● **EXERCISE TASK**
Transcribe the records that follow. Keep every word exactly, and drop the pictures.

● **THE RECORDS**
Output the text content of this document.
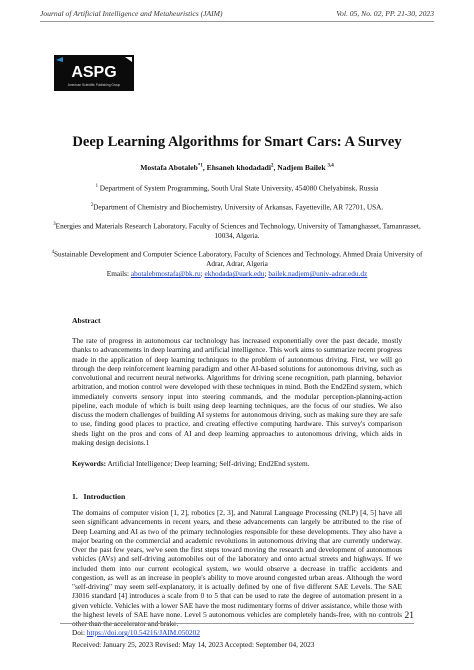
Journal of Artificial Intelligence and Metaheuristics (JAIM)	Vol. 05, No. 02, PP. 21-30, 2023
ASPG
American Scientific Publishing Group
Deep Learning Algorithms for Smart Cars: A Survey
Mostafa Abotaleb$^{*1}$, Ehsaneh khodadadi$^2$, Nadjem Bailek $^{3,4}$
$^1$ Department of System Programming, South Ural State University, 454080 Chelyabinsk, Russia
$^2$Department of Chemistry and Biochemistry, University of Arkansas, Fayetteville, AR 72701, USA.
$^3$Energies and Materials Research Laboratory, Faculty of Sciences and Technology, University of Tamanghasset, Tamanrasset, 10034, Algeria.
$^4$Sustainable Development and Computer Science Laboratory, Faculty of Sciences and Technology, Ahmed Draia University of Adrar, Adrar, Algeria
Emails: abotalebmostafa@bk.ru; ekhodada@uark.edu; bailek.nadjem@univ-adrar.edu.dz
Abstract
The rate of progress in autonomous car technology has increased exponentially over the past decade, mostly thanks to advancements in deep learning and artificial intelligence. This work aims to summarize recent progress made in the application of deep learning techniques to the problem of autonomous driving. First, we will go through the deep reinforcement learning paradigm and other AI-based solutions for autonomous driving, such as convolutional and recurrent neural networks. Algorithms for driving scene recognition, path planning, behavior arbitration, and motion control were developed with these techniques in mind. Both the End2End system, which immediately converts sensory input into steering commands, and the modular perception-planning-action pipeline, each module of which is built using deep learning techniques, are the focus of our studies. We also discuss the modern challenges of building AI systems for autonomous driving, such as making sure they are safe to use, finding good places to practice, and creating effective computing hardware. This survey's comparison sheds light on the pros and cons of AI and deep learning approaches to autonomous driving, which aids in making design decisions.1
Keywords: Artificial Intelligence; Deep learning; Self-driving; End2End system.
1.   Introduction
The domains of computer vision [1, 2], robotics [2, 3], and Natural Language Processing (NLP) [4, 5] have all seen significant advancements in recent years, and these advancements can largely be attributed to the rise of Deep Learning and AI as two of the primary technologies responsible for these developments. They also have a major bearing on the commercial and academic revolutions in autonomous driving that are currently underway. Over the past few years, we've seen the first steps toward moving the research and development of autonomous vehicles (AVs) and self-driving automobiles out of the laboratory and onto actual streets and highways. If we included them into our current ecological system, we would observe a decrease in traffic accidents and congestion, as well as an increase in people's ability to move around congested urban areas. Although the word "self-driving" may seem self-explanatory, it is actually defined by one of five different SAE Levels. The SAE J3016 standard [4] introduces a scale from 0 to 5 that can be used to rate the degree of automation present in a given vehicle. Vehicles with a lower SAE have the most rudimentary forms of driver assistance, while those with the highest levels of SAE have none. Level 5 autonomous vehicles are completely hands-free, with no controls other than the accelerator and brake.
21
Doi: https://doi.org/10.54216/JAIM.050202
Received: January 25, 2023 Revised: May 14, 2023 Accepted: September 04, 2023
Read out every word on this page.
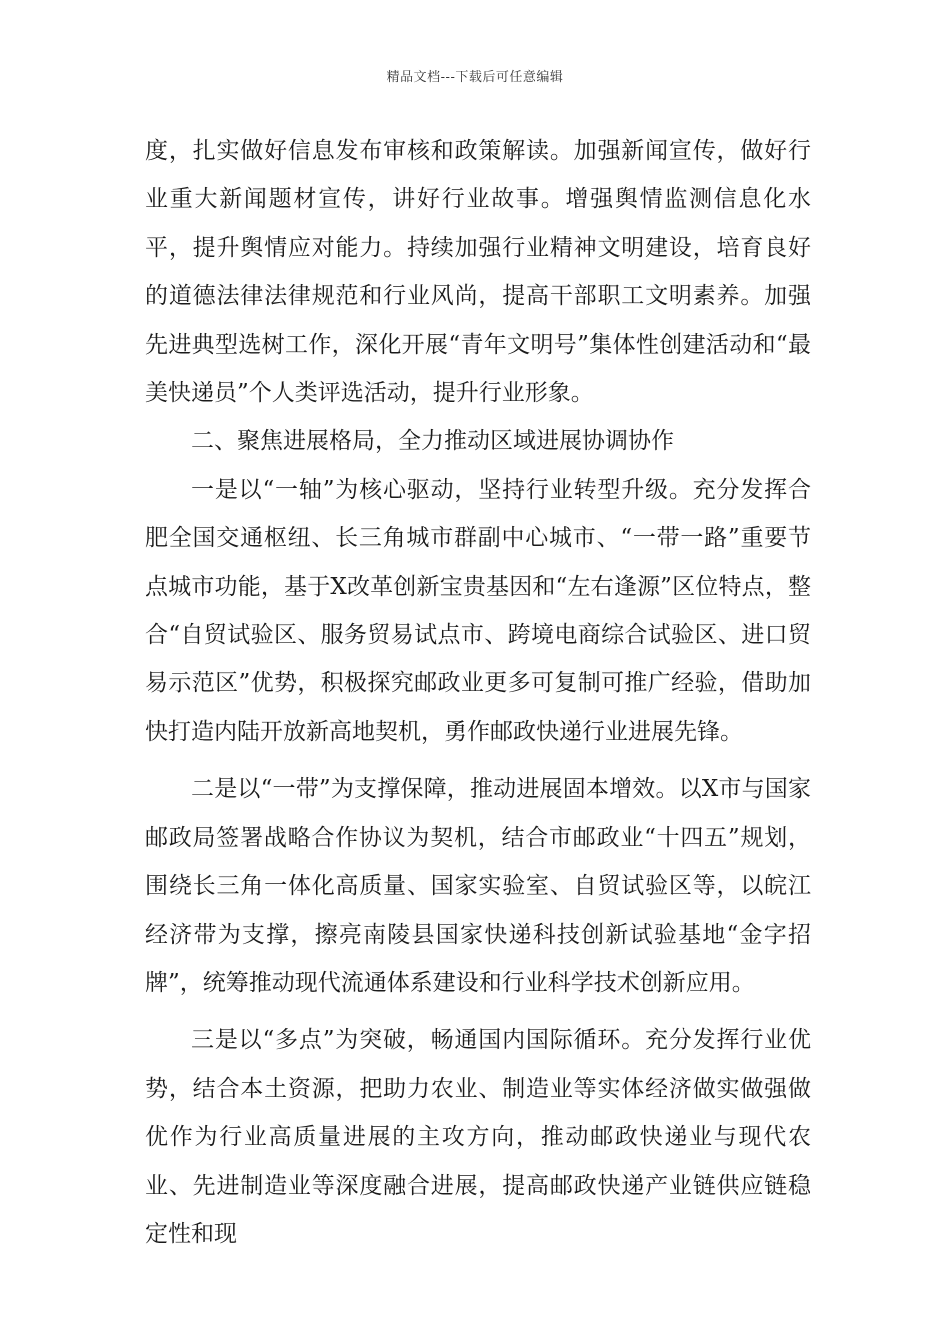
精品文档---下载后可任意编辑

度，扎实做好信息发布审核和政策解读。加强新闻宣传，做好行业重大新闻题材宣传，讲好行业故事。增强舆情监测信息化水平，提升舆情应对能力。持续加强行业精神文明建设，培育良好的道德法律法律规范和行业风尚，提高干部职工文明素养。加强先进典型选树工作，深化开展“青年文明号”集体性创建活动和“最美快递员”个人类评选活动，提升行业形象。

二、聚焦进展格局，全力推动区域进展协调协作

一是以“一轴”为核心驱动，坚持行业转型升级。充分发挥合肥全国交通枢纽、长三角城市群副中心城市、“一带一路”重要节点城市功能，基于X改革创新宝贵基因和“左右逢源”区位特点，整合“自贸试验区、服务贸易试点市、跨境电商综合试验区、进口贸易示范区”优势，积极探究邮政业更多可复制可推广经验，借助加快打造内陆开放新高地契机，勇作邮政快递行业进展先锋。

二是以“一带”为支撑保障，推动进展固本增效。以X市与国家邮政局签署战略合作协议为契机，结合市邮政业“十四五”规划，围绕长三角一体化高质量、国家实验室、自贸试验区等，以皖江经济带为支撑，擦亮南陵县国家快递科技创新试验基地“金字招牌”，统筹推动现代流通体系建设和行业科学技术创新应用。

三是以“多点”为突破，畅通国内国际循环。充分发挥行业优势，结合本土资源，把助力农业、制造业等实体经济做实做强做优作为行业高质量进展的主攻方向，推动邮政快递业与现代农业、先进制造业等深度融合进展，提高邮政快递产业链供应链稳定性和现
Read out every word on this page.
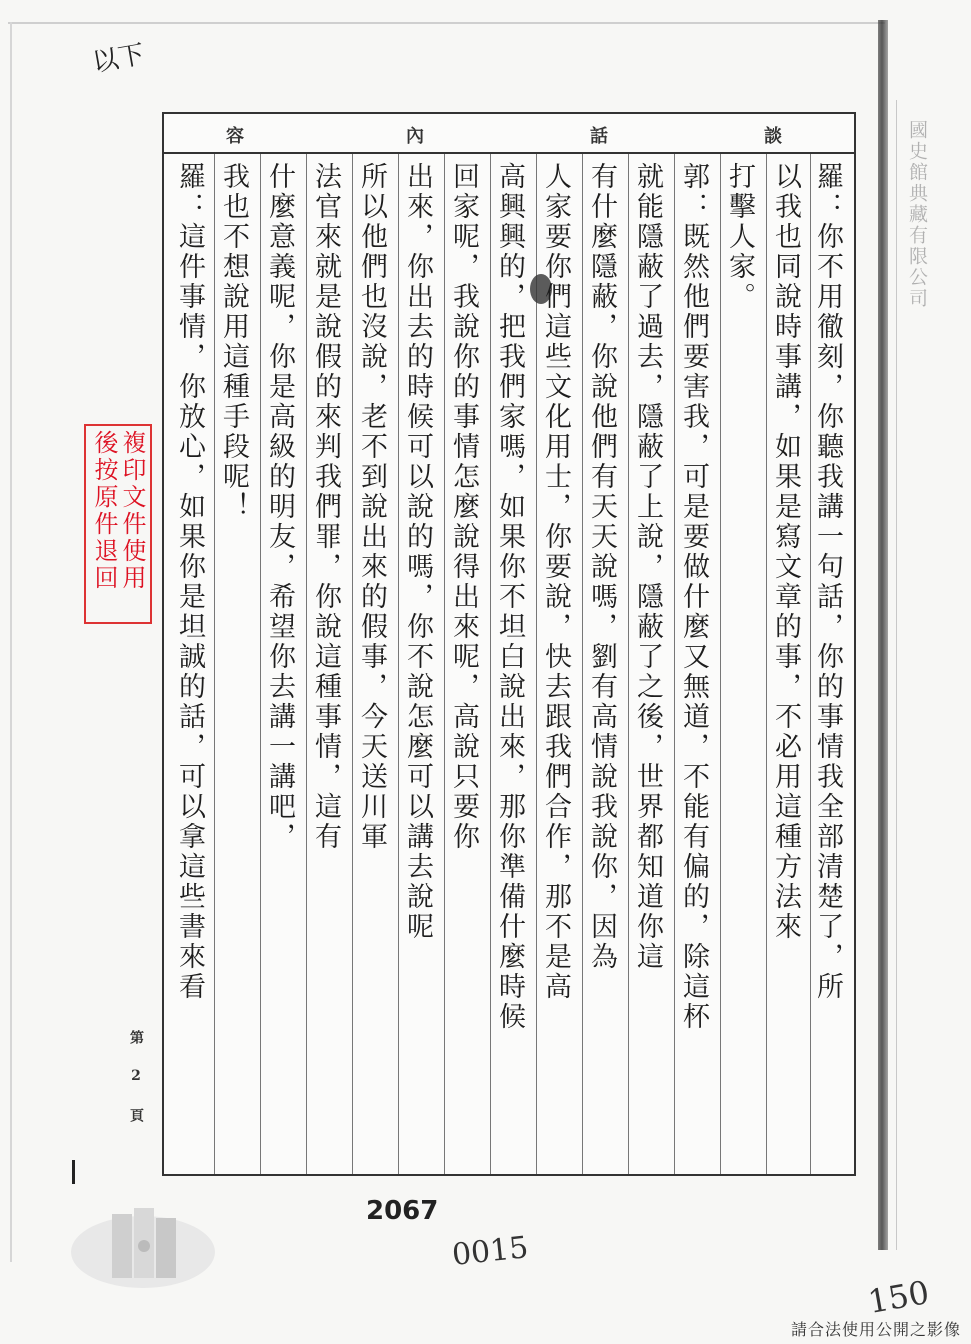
國史館典藏有限公司
以下
談
話
內
容
羅：你不用徹刻，你聽我講一句話，你的事情我全部清楚了，所
以我也同說時事講，如果是寫文章的事，不必用這種方法來
打擊人家。
郭：既然他們要害我，可是要做什麼又無道，不能有偏的，除這杯
就能隱蔽了過去，隱蔽了上說，隱蔽了之後，世界都知道你這
有什麼隱蔽，你說他們有天天說嗎，劉有高情說我說你，因為
人家要你們這些文化用士，你要說，快去跟我們合作，那不是高
高興興的，把我們家嗎，如果你不坦白說出來，那你準備什麼時候
回家呢，我說你的事情怎麼說得出來呢，高說只要你
出來，你出去的時候可以說的嗎，你不說怎麼可以講去說呢
所以他們也沒說，老不到說出來的假事，今天送川軍
法官來就是說假的來判我們罪，你說這種事情，這有
什麼意義呢，你是高級的明友，希望你去講一講吧，
我也不想說用這種手段呢！
羅：這件事情，你放心，如果你是坦誠的話，可以拿這些書來看
複印文件使用
後按原件退回
第2頁
2067
0015
150
請合法使用公開之影像
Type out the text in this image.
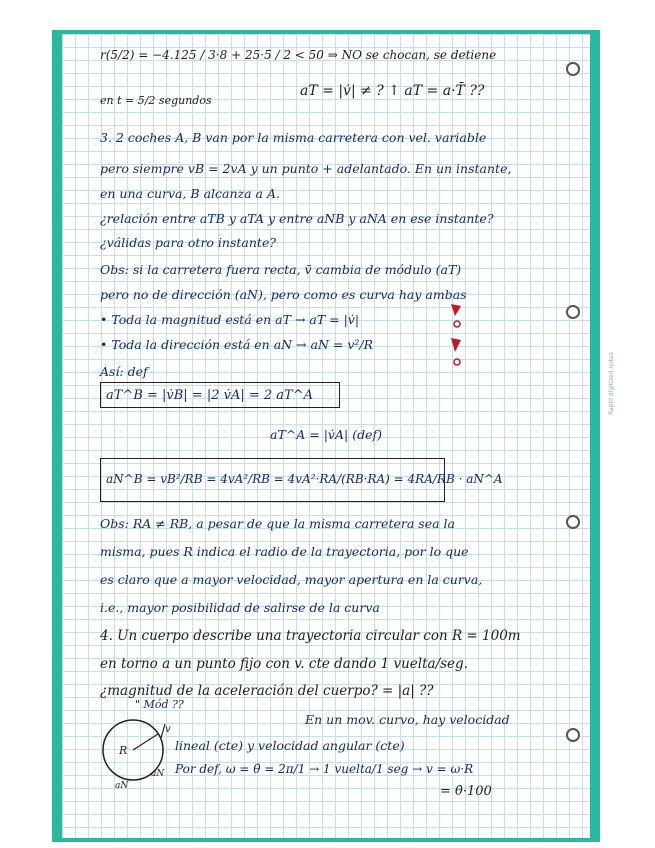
r(5/2) = −4.125 / 3·8 + 25·5 / 2 < 50 ⇒ NO se chocan, se detiene
en t = 5/2 segundos
aT = |v̇| ≠ ? ↑ aT = a·T̄ ??
3. 2 coches A, B van por la misma carretera con vel. variable
pero siempre vB = 2vA y un punto + adelantado. En un instante,
en una curva, B alcanza a A.
¿relación entre aTB y aTA y entre aNB y aNA en ese instante?
¿válidas para otro instante?
Obs: si la carretera fuera recta, v̄ cambia de módulo (aT)
pero no de dirección (aN), pero como es curva hay ambas
• Toda la magnitud está en aT → aT = |v̇|
• Toda la dirección está en aN → aN = v²/R
Así: def
aT^B = |v̇B| = |2 v̇A| = 2 aT^A
aT^A = |v̇A| (def)
aN^B = vB²/RB = 4vA²/RB = 4vA²·RA/(RB·RA) = 4RA/RB · aN^A
Obs: RA ≠ RB, a pesar de que la misma carretera sea la
misma, pues R indica el radio de la trayectoria, por lo que
es claro que a mayor velocidad, mayor apertura en la curva,
i.e., mayor posibilidad de salirse de la curva
4. Un cuerpo describe una trayectoria circular con R = 100m
en torno a un punto fijo con v. cte dando 1 vuelta/seg.
¿magnitud de la aceleración del cuerpo? = |a| ??
" Mód ??
En un mov. curvo, hay velocidad
lineal (cte) y velocidad angular (cte)
Por def, ω = θ̇ = 2π/1 → 1 vuelta/1 seg → v = ω·R
= θ̇·100
R
v
aN
aN
Rapid digitized notes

● **TASK OUTPUT**
Output the text content of this document.
Journal of Artificial Intelligence and Metaheuristics (JAIM)	Vol. 05, No. 02, PP. 21-30, 2023
ASPG
American Scientific Publishing Group
Deep Learning Algorithms for Smart Cars: A Survey
Mostafa Abotaleb$^{*1}$, Ehsaneh khodadadi$^2$, Nadjem Bailek $^{3,4}$
$^1$ Department of System Programming, South Ural State University, 454080 Chelyabinsk, Russia
$^2$Department of Chemistry and Biochemistry, University of Arkansas, Fayetteville, AR 72701, USA.
$^3$Energies and Materials Research Laboratory, Faculty of Sciences and Technology, University of Tamanghasset, Tamanrasset, 10034, Algeria.
$^4$Sustainable Development and Computer Science Laboratory, Faculty of Sciences and Technology, Ahmed Draia University of Adrar, Adrar, Algeria
Emails: abotalebmostafa@bk.ru; ekhodada@uark.edu; bailek.nadjem@univ-adrar.edu.dz
Abstract
The rate of progress in autonomous car technology has increased exponentially over the past decade, mostly thanks to advancements in deep learning and artificial intelligence. This work aims to summarize recent progress made in the application of deep learning techniques to the problem of autonomous driving. First, we will go through the deep reinforcement learning paradigm and other AI-based solutions for autonomous driving, such as convolutional and recurrent neural networks. Algorithms for driving scene recognition, path planning, behavior arbitration, and motion control were developed with these techniques in mind. Both the End2End system, which immediately converts sensory input into steering commands, and the modular perception-planning-action pipeline, each module of which is built using deep learning techniques, are the focus of our studies. We also discuss the modern challenges of building AI systems for autonomous driving, such as making sure they are safe to use, finding good places to practice, and creating effective computing hardware. This survey's comparison sheds light on the pros and cons of AI and deep learning approaches to autonomous driving, which aids in making design decisions.1
Keywords: Artificial Intelligence; Deep learning; Self-driving; End2End system.
1.   Introduction
The domains of computer vision [1, 2], robotics [2, 3], and Natural Language Processing (NLP) [4, 5] have all seen significant advancements in recent years, and these advancements can largely be attributed to the rise of Deep Learning and AI as two of the primary technologies responsible for these developments. They also have a major bearing on the commercial and academic revolutions in autonomous driving that are currently underway. Over the past few years, we've seen the first steps toward moving the research and development of autonomous vehicles (AVs) and self-driving automobiles out of the laboratory and onto actual streets and highways. If we included them into our current ecological system, we would observe a decrease in traffic accidents and congestion, as well as an increase in people's ability to move around congested urban areas. Although the word "self-driving" may seem self-explanatory, it is actually defined by one of five different SAE Levels. The SAE J3016 standard [4] introduces a scale from 0 to 5 that can be used to rate the degree of automation present in a given vehicle. Vehicles with a lower SAE have the most rudimentary forms of driver assistance, while those with the highest levels of SAE have none. Level 5 autonomous vehicles are completely hands-free, with no controls other than the accelerator and brake.
21
Doi: https://doi.org/10.54216/JAIM.050202
Received: January 25, 2023 Revised: May 14, 2023 Accepted: September 04, 2023
Read out every word on this page.
精品文档---下载后可任意编辑

度，扎实做好信息发布审核和政策解读。加强新闻宣传，做好行业重大新闻题材宣传，讲好行业故事。增强舆情监测信息化水平，提升舆情应对能力。持续加强行业精神文明建设，培育良好的道德法律法律规范和行业风尚，提高干部职工文明素养。加强先进典型选树工作，深化开展“青年文明号”集体性创建活动和“最美快递员”个人类评选活动，提升行业形象。

二、聚焦进展格局，全力推动区域进展协调协作

一是以“一轴”为核心驱动，坚持行业转型升级。充分发挥合肥全国交通枢纽、长三角城市群副中心城市、“一带一路”重要节点城市功能，基于X改革创新宝贵基因和“左右逢源”区位特点，整合“自贸试验区、服务贸易试点市、跨境电商综合试验区、进口贸易示范区”优势，积极探究邮政业更多可复制可推广经验，借助加快打造内陆开放新高地契机，勇作邮政快递行业进展先锋。

二是以“一带”为支撑保障，推动进展固本增效。以X市与国家邮政局签署战略合作协议为契机，结合市邮政业“十四五”规划，围绕长三角一体化高质量、国家实验室、自贸试验区等，以皖江经济带为支撑，擦亮南陵县国家快递科技创新试验基地“金字招牌”，统筹推动现代流通体系建设和行业科学技术创新应用。

三是以“多点”为突破，畅通国内国际循环。充分发挥行业优势，结合本土资源，把助力农业、制造业等实体经济做实做强做优作为行业高质量进展的主攻方向，推动邮政快递业与现代农业、先进制造业等深度融合进展，提高邮政快递产业链供应链稳定性和现
Read out every word on this page.
國史館典藏有限公司
以下
談
話
內
容
羅：你不用徹刻，你聽我講一句話，你的事情我全部清楚了，所
以我也同說時事講，如果是寫文章的事，不必用這種方法來
打擊人家。
郭：既然他們要害我，可是要做什麼又無道，不能有偏的，除這杯
就能隱蔽了過去，隱蔽了上說，隱蔽了之後，世界都知道你這
有什麼隱蔽，你說他們有天天說嗎，劉有高情說我說你，因為
人家要你們這些文化用士，你要說，快去跟我們合作，那不是高
高興興的，把我們家嗎，如果你不坦白說出來，那你準備什麼時候
回家呢，我說你的事情怎麼說得出來呢，高說只要你
出來，你出去的時候可以說的嗎，你不說怎麼可以講去說呢
所以他們也沒說，老不到說出來的假事，今天送川軍
法官來就是說假的來判我們罪，你說這種事情，這有
什麼意義呢，你是高級的明友，希望你去講一講吧，
我也不想說用這種手段呢！
羅：這件事情，你放心，如果你是坦誠的話，可以拿這些書來看
複印文件使用
後按原件退回
第2頁
2067
0015
150
請合法使用公開之影像
Type out the text in this image.
r(5/2) = −4.125 / 3·8 + 25·5 / 2 < 50 ⇒ NO se chocan, se detiene
en t = 5/2 segundos
aT = |v̇| ≠ ? ↑ aT = a·T̄ ??
3. 2 coches A, B van por la misma carretera con vel. variable
pero siempre vB = 2vA y un punto + adelantado. En un instante,
en una curva, B alcanza a A.
¿relación entre aTB y aTA y entre aNB y aNA en ese instante?
¿válidas para otro instante?
Obs: si la carretera fuera recta, v̄ cambia de módulo (aT)
pero no de dirección (aN), pero como es curva hay ambas
• Toda la magnitud está en aT → aT = |v̇|
• Toda la dirección está en aN → aN = v²/R
Así: def
aT^B = |v̇B| = |2 v̇A| = 2 aT^A
aT^A = |v̇A| (def)
aN^B = vB²/RB = 4vA²/RB = 4vA²·RA/(RB·RA) = 4RA/RB · aN^A
Obs: RA ≠ RB, a pesar de que la misma carretera sea la
misma, pues R indica el radio de la trayectoria, por lo que
es claro que a mayor velocidad, mayor apertura en la curva,
i.e., mayor posibilidad de salirse de la curva
4. Un cuerpo describe una trayectoria circular con R = 100m
en torno a un punto fijo con v. cte dando 1 vuelta/seg.
¿magnitud de la aceleración del cuerpo? = |a| ??
" Mód ??
En un mov. curvo, hay velocidad
lineal (cte) y velocidad angular (cte)
Por def, ω = θ̇ = 2π/1 → 1 vuelta/1 seg → v = ω·R
= θ̇·100
R
v
aN
aN
Rapid digitized notes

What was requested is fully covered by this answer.